Work to complete – Reproduce the rows below, replacing every occurrence of "value-label" with "data-label" and leaving everything else unchanged.
++++ Provided material ++++
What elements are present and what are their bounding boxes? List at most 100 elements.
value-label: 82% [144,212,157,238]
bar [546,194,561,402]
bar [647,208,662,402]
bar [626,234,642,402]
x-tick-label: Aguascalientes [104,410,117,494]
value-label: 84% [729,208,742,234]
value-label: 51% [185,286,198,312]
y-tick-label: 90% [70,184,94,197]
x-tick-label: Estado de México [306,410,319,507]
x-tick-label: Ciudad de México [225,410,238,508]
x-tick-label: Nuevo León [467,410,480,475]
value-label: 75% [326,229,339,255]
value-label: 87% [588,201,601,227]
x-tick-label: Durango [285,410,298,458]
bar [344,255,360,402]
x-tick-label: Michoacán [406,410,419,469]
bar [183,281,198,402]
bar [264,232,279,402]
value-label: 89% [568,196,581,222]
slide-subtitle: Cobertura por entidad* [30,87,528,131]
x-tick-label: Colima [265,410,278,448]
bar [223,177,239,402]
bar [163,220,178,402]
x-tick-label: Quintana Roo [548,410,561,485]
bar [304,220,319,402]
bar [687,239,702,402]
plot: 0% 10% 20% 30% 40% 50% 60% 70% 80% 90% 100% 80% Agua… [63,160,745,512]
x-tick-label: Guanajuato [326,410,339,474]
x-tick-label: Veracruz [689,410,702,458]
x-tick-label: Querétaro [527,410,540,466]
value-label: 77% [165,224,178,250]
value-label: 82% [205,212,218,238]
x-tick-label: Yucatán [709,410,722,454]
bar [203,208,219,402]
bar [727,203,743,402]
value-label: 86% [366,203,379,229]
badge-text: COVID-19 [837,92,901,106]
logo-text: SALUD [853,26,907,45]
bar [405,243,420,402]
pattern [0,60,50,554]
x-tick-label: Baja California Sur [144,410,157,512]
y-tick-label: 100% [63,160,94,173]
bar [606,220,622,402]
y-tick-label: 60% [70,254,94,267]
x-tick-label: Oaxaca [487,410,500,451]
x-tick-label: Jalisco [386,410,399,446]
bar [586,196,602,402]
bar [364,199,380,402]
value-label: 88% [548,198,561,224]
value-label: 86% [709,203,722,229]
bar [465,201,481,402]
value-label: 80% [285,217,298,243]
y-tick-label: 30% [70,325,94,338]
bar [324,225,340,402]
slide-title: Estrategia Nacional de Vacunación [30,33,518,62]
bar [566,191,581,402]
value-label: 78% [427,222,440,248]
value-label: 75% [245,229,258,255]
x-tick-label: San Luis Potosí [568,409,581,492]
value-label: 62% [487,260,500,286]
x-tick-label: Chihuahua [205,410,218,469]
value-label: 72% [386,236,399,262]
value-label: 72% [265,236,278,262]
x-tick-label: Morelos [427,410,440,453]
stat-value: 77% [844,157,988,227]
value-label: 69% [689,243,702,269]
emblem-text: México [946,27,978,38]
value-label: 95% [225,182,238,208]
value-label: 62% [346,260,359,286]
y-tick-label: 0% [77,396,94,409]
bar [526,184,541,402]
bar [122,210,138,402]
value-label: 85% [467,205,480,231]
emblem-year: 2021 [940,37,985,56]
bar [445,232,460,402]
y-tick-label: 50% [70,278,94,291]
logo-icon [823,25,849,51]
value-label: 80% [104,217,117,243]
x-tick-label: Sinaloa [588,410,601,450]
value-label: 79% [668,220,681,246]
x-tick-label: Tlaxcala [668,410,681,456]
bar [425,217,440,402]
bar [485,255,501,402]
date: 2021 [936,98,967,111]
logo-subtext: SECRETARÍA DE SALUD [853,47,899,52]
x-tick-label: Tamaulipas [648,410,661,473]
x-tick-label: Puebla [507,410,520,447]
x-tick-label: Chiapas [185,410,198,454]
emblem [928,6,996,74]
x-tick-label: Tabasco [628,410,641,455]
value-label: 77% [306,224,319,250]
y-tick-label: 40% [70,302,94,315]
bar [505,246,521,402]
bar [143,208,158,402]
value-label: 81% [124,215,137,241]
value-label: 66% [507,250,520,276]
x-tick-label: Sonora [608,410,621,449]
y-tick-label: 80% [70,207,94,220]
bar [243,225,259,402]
++++
Exercise answer –
What elements are present and what are their bounding boxes? List at most 100 elements.
data-label: 82% [144,212,157,238]
bar [546,194,561,402]
bar [647,208,662,402]
bar [626,234,642,402]
x-tick-label: Aguascalientes [104,410,117,494]
data-label: 84% [729,208,742,234]
data-label: 51% [185,286,198,312]
y-tick-label: 90% [70,184,94,197]
x-tick-label: Estado de México [306,410,319,507]
x-tick-label: Ciudad de México [225,410,238,508]
x-tick-label: Nuevo León [467,410,480,475]
data-label: 75% [326,229,339,255]
data-label: 87% [588,201,601,227]
x-tick-label: Durango [285,410,298,458]
bar [344,255,360,402]
x-tick-label: Michoacán [406,410,419,469]
bar [183,281,198,402]
bar [264,232,279,402]
data-label: 89% [568,196,581,222]
slide-subtitle: Cobertura por entidad* [30,87,528,131]
x-tick-label: Colima [265,410,278,448]
bar [223,177,239,402]
bar [163,220,178,402]
x-tick-label: Quintana Roo [548,410,561,485]
bar [304,220,319,402]
bar [687,239,702,402]
plot: 0% 10% 20% 30% 40% 50% 60% 70% 80% 90% 100% 80% Agua… [63,160,745,512]
x-tick-label: Guanajuato [326,410,339,474]
x-tick-label: Veracruz [689,410,702,458]
x-tick-label: Querétaro [527,410,540,466]
data-label: 77% [165,224,178,250]
data-label: 82% [205,212,218,238]
x-tick-label: Yucatán [709,410,722,454]
bar [203,208,219,402]
bar [727,203,743,402]
data-label: 86% [366,203,379,229]
badge-text: COVID-19 [837,92,901,106]
logo-text: SALUD [853,26,907,45]
bar [405,243,420,402]
pattern [0,60,50,554]
x-tick-label: Baja California Sur [144,410,157,512]
y-tick-label: 100% [63,160,94,173]
bar [606,220,622,402]
y-tick-label: 60% [70,254,94,267]
x-tick-label: Oaxaca [487,410,500,451]
x-tick-label: Jalisco [386,410,399,446]
bar [586,196,602,402]
bar [364,199,380,402]
data-label: 88% [548,198,561,224]
data-label: 86% [709,203,722,229]
bar [465,201,481,402]
data-label: 80% [285,217,298,243]
y-tick-label: 30% [70,325,94,338]
bar [324,225,340,402]
slide-title: Estrategia Nacional de Vacunación [30,33,518,62]
bar [566,191,581,402]
data-label: 78% [427,222,440,248]
data-label: 75% [245,229,258,255]
x-tick-label: San Luis Potosí [568,409,581,492]
data-label: 62% [487,260,500,286]
x-tick-label: Chihuahua [205,410,218,469]
data-label: 72% [386,236,399,262]
data-label: 72% [265,236,278,262]
x-tick-label: Morelos [427,410,440,453]
stat-value: 77% [844,157,988,227]
data-label: 69% [689,243,702,269]
emblem-text: México [946,27,978,38]
data-label: 95% [225,182,238,208]
data-label: 62% [346,260,359,286]
y-tick-label: 0% [77,396,94,409]
bar [526,184,541,402]
bar [122,210,138,402]
data-label: 85% [467,205,480,231]
emblem-year: 2021 [940,37,985,56]
bar [445,232,460,402]
y-tick-label: 50% [70,278,94,291]
logo-icon [823,25,849,51]
data-label: 80% [104,217,117,243]
x-tick-label: Sinaloa [588,410,601,450]
data-label: 79% [668,220,681,246]
x-tick-label: Tlaxcala [668,410,681,456]
bar [425,217,440,402]
bar [485,255,501,402]
date: 2021 [936,98,967,111]
logo-subtext: SECRETARÍA DE SALUD [853,47,899,52]
x-tick-label: Tamaulipas [648,410,661,473]
x-tick-label: Puebla [507,410,520,447]
x-tick-label: Chiapas [185,410,198,454]
emblem [928,6,996,74]
x-tick-label: Tabasco [628,410,641,455]
data-label: 77% [306,224,319,250]
y-tick-label: 40% [70,302,94,315]
bar [505,246,521,402]
bar [143,208,158,402]
data-label: 81% [124,215,137,241]
data-label: 66% [507,250,520,276]
x-tick-label: Sonora [608,410,621,449]
y-tick-label: 80% [70,207,94,220]
bar [243,225,259,402]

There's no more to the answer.